◆ TASK GOAL ◆
Retype the listing that follows, exactly as written.

◆ MATERIALS PROVIDED ◆

╭──

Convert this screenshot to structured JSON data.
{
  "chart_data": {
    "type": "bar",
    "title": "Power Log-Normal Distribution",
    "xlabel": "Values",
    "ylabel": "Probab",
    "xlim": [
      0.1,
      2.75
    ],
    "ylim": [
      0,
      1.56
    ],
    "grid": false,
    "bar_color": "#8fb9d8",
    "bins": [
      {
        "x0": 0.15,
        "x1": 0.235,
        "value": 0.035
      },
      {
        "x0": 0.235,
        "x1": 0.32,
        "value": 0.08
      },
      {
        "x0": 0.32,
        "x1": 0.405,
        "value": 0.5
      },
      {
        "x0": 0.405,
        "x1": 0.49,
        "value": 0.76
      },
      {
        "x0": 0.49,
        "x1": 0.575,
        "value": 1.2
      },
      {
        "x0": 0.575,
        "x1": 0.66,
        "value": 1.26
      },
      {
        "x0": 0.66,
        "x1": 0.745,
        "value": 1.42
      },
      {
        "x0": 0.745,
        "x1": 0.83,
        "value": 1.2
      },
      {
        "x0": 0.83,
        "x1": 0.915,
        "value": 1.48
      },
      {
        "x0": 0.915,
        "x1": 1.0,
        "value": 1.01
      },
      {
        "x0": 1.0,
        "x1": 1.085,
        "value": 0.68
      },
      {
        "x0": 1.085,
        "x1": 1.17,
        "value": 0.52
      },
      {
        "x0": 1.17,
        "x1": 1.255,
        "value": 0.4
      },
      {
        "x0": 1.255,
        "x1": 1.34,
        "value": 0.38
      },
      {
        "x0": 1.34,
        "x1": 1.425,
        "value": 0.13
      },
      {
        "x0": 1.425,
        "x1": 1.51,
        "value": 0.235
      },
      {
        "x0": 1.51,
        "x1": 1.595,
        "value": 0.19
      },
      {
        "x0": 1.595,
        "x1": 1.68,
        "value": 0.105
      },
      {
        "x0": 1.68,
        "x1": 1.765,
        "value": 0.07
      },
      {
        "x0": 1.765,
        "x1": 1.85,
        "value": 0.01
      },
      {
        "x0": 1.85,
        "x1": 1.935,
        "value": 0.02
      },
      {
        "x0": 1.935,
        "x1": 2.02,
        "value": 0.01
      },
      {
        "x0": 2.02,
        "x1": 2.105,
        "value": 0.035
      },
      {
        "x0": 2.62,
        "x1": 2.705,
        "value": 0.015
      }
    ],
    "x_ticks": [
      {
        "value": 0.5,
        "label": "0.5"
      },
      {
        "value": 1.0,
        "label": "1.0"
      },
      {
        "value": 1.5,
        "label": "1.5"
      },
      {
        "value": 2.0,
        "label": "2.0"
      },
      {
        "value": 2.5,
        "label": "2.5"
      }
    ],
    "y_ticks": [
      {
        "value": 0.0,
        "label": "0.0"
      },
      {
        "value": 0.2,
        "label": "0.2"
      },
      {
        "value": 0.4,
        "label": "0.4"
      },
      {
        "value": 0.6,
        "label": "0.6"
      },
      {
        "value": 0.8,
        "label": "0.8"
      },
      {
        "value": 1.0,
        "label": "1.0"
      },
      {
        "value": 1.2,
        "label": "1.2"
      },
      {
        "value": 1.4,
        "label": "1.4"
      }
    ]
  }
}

╰──

◆ OUTPUT FOR THIS EXERCISE ◆
Convert this screenshot to structured JSON data.
{
  "chart_data": {
    "type": "bar",
    "title": "Power Log-Normal Distribution",
    "xlabel": "Values",
    "ylabel": "Probab",
    "xlim": [
      0.1,
      2.75
    ],
    "ylim": [
      0,
      1.56
    ],
    "grid": false,
    "bar_color": "#8fb9d8",
    "bins": [
      {
        "x0": 0.15,
        "x1": 0.235,
        "value": 0.035
      },
      {
        "x0": 0.235,
        "x1": 0.32,
        "value": 0.08
      },
      {
        "x0": 0.32,
        "x1": 0.405,
        "value": 0.5
      },
      {
        "x0": 0.405,
        "x1": 0.49,
        "value": 0.76
      },
      {
        "x0": 0.49,
        "x1": 0.575,
        "value": 1.2
      },
      {
        "x0": 0.575,
        "x1": 0.66,
        "value": 1.26
      },
      {
        "x0": 0.66,
        "x1": 0.745,
        "value": 1.42
      },
      {
        "x0": 0.745,
        "x1": 0.83,
        "value": 1.2
      },
      {
        "x0": 0.83,
        "x1": 0.915,
        "value": 1.48
      },
      {
        "x0": 0.915,
        "x1": 1.0,
        "value": 1.01
      },
      {
        "x0": 1.0,
        "x1": 1.085,
        "value": 0.68
      },
      {
        "x0": 1.085,
        "x1": 1.17,
        "value": 0.52
      },
      {
        "x0": 1.17,
        "x1": 1.255,
        "value": 0.4
      },
      {
        "x0": 1.255,
        "x1": 1.34,
        "value": 0.38
      },
      {
        "x0": 1.34,
        "x1": 1.425,
        "value": 0.13
      },
      {
        "x0": 1.425,
        "x1": 1.51,
        "value": 0.235
      },
      {
        "x0": 1.51,
        "x1": 1.595,
        "value": 0.19
      },
      {
        "x0": 1.595,
        "x1": 1.68,
        "value": 0.105
      },
      {
        "x0": 1.68,
        "x1": 1.765,
        "value": 0.07
      },
      {
        "x0": 1.765,
        "x1": 1.85,
        "value": 0.01
      },
      {
        "x0": 1.85,
        "x1": 1.935,
        "value": 0.02
      },
      {
        "x0": 1.935,
        "x1": 2.02,
        "value": 0.01
      },
      {
        "x0": 2.02,
        "x1": 2.105,
        "value": 0.035
      },
      {
        "x0": 2.62,
        "x1": 2.705,
        "value": 0.015
      }
    ],
    "x_ticks": [
      {
        "value": 0.5,
        "label": "0.5"
      },
      {
        "value": 1.0,
        "label": "1.0"
      },
      {
        "value": 1.5,
        "label": "1.5"
      },
      {
        "value": 2.0,
        "label": "2.0"
      },
      {
        "value": 2.5,
        "label": "2.5"
      }
    ],
    "y_ticks": [
      {
        "value": 0.0,
        "label": "0.0"
      },
      {
        "value": 0.2,
        "label": "0.2"
      },
      {
        "value": 0.4,
        "label": "0.4"
      },
      {
        "value": 0.6,
        "label": "0.6"
      },
      {
        "value": 0.8,
        "label": "0.8"
      },
      {
        "value": 1.0,
        "label": "1.0"
      },
      {
        "value": 1.2,
        "label": "1.2"
      },
      {
        "value": 1.4,
        "label": "1.4"
      }
    ]
  }
}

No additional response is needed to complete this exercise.